** Begin EXTRACTED ENTRIES **

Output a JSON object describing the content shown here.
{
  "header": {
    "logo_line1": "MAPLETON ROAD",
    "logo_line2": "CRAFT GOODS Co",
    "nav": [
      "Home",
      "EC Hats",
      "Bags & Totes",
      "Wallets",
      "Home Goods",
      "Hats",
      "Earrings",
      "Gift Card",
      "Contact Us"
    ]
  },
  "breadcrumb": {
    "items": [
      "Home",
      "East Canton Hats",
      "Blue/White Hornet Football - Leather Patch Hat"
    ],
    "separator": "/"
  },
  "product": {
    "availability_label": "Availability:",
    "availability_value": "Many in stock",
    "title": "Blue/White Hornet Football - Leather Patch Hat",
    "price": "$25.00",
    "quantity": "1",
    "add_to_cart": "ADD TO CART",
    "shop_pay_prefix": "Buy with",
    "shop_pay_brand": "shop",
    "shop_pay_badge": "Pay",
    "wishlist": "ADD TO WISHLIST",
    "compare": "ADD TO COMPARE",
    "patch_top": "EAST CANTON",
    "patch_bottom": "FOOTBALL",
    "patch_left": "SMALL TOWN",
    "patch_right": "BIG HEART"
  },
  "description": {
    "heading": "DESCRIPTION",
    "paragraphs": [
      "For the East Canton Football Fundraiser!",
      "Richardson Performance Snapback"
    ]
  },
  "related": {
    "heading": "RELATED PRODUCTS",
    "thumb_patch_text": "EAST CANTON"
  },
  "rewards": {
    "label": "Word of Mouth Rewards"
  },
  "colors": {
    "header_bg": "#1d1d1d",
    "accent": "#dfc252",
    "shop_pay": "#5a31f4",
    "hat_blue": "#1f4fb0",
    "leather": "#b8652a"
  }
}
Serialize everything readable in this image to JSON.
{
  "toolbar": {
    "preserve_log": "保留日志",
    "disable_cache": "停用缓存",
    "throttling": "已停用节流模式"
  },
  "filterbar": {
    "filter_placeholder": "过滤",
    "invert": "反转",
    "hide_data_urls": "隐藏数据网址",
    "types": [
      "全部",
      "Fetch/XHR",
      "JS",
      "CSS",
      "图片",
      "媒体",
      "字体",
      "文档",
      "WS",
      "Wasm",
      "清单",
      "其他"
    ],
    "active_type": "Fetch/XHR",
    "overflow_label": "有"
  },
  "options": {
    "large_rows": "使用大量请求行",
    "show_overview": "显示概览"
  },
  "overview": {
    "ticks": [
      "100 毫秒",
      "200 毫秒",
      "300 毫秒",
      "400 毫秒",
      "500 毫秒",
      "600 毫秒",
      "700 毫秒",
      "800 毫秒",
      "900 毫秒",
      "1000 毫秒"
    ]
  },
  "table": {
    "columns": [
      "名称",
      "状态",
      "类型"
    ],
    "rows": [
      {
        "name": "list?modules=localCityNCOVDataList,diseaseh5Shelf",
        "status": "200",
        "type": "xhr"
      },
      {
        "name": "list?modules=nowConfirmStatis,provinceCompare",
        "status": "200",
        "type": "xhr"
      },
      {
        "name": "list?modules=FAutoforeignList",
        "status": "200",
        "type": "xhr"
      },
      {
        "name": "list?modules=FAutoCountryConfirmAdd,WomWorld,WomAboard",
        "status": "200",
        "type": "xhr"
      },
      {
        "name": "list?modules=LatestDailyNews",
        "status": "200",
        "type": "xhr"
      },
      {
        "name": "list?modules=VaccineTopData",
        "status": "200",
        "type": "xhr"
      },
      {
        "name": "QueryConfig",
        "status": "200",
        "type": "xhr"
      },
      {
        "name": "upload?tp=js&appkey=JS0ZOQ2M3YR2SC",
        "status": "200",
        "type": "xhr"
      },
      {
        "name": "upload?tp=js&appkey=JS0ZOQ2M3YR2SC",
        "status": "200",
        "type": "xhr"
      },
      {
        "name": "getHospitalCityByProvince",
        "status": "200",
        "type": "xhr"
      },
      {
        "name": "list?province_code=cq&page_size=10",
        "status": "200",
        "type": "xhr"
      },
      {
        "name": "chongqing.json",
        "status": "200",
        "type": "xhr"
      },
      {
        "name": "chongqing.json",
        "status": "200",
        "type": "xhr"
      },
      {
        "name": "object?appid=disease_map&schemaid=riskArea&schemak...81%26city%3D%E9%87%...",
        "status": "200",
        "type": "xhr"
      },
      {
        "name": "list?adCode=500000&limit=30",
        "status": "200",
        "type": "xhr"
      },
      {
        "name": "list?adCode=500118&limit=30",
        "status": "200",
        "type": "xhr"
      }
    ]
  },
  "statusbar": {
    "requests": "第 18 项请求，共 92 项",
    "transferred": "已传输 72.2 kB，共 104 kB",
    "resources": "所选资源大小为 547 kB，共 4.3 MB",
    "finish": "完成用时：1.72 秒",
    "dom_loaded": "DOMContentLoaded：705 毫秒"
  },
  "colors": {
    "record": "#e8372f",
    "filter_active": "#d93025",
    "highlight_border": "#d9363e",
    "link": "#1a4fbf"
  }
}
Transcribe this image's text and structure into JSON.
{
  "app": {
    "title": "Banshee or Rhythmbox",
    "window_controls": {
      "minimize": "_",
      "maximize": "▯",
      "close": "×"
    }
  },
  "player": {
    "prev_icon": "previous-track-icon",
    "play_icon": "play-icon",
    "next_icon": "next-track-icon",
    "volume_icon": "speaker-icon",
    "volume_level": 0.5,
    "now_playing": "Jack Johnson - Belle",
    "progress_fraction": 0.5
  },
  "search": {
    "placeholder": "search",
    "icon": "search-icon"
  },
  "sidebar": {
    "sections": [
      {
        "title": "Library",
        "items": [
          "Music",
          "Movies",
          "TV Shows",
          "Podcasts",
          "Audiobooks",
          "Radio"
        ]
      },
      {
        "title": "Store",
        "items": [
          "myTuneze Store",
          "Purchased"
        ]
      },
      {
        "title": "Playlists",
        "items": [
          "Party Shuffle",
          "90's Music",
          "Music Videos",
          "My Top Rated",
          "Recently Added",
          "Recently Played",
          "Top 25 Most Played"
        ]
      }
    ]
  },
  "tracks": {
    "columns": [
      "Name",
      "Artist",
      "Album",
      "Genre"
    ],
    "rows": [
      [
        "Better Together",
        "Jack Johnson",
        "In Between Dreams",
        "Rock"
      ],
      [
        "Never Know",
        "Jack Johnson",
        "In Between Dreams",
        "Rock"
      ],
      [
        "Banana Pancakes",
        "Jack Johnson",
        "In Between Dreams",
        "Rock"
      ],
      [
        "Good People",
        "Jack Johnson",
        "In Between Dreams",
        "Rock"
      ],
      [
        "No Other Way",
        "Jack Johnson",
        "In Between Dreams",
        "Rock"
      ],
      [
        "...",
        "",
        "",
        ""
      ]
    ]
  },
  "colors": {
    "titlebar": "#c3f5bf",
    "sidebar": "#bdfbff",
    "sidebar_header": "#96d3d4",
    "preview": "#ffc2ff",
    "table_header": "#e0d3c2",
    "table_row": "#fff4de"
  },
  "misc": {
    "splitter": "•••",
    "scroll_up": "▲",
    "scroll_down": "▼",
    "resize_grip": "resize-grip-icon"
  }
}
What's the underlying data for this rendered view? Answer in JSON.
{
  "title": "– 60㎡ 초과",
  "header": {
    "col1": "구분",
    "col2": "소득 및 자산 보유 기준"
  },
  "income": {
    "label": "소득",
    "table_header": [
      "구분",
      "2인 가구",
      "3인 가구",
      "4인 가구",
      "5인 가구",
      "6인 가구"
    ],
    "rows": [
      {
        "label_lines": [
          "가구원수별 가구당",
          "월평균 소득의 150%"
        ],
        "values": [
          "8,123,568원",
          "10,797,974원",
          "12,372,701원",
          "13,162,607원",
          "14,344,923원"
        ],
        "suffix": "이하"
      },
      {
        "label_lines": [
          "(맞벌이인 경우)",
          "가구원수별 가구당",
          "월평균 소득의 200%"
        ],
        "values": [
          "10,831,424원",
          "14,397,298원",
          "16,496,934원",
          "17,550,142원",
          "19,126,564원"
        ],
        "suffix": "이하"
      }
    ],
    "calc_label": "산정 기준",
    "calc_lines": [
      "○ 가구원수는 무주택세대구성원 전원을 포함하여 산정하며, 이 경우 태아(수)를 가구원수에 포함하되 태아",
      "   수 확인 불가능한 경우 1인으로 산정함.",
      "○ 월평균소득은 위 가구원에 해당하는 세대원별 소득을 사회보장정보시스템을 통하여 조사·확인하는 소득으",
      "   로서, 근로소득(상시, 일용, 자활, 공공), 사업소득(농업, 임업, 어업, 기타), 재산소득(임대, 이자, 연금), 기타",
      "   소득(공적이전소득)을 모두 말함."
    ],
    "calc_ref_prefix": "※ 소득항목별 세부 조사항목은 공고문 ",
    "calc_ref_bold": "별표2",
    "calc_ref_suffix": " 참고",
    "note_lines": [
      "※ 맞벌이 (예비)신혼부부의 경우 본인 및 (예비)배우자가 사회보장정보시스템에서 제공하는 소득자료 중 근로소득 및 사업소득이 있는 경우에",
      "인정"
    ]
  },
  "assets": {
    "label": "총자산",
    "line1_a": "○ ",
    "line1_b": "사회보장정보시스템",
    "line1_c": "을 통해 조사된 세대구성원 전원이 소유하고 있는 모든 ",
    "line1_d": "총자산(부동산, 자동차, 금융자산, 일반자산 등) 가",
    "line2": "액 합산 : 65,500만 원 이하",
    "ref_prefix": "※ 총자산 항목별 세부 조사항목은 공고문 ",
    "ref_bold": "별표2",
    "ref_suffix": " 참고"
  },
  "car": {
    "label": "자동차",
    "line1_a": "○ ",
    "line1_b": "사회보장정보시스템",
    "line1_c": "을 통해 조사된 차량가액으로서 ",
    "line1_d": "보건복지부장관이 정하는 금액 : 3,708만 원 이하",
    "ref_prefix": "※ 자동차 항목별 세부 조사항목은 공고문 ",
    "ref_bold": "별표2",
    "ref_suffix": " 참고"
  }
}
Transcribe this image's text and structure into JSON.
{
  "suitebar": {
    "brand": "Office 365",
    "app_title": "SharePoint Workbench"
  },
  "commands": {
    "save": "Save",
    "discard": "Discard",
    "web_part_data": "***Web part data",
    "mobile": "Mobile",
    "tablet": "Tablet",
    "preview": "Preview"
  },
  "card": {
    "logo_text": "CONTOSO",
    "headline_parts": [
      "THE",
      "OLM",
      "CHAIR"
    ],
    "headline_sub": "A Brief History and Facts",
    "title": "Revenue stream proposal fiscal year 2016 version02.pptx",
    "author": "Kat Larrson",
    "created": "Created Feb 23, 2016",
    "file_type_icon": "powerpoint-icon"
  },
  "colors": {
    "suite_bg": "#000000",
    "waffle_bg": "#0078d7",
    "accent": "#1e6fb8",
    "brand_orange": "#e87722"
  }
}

** End EXTRACTED ENTRIES **

### DIRECTIVE
Scan the listing above for the word "조사항목은" and show each line where it is found.

### OUTPUT
    "calc_ref_prefix": "※ 소득항목별 세부 조사항목은 공고문 ",
    "ref_prefix": "※ 총자산 항목별 세부 조사항목은 공고문 ",
    "ref_prefix": "※ 자동차 항목별 세부 조사항목은 공고문 ",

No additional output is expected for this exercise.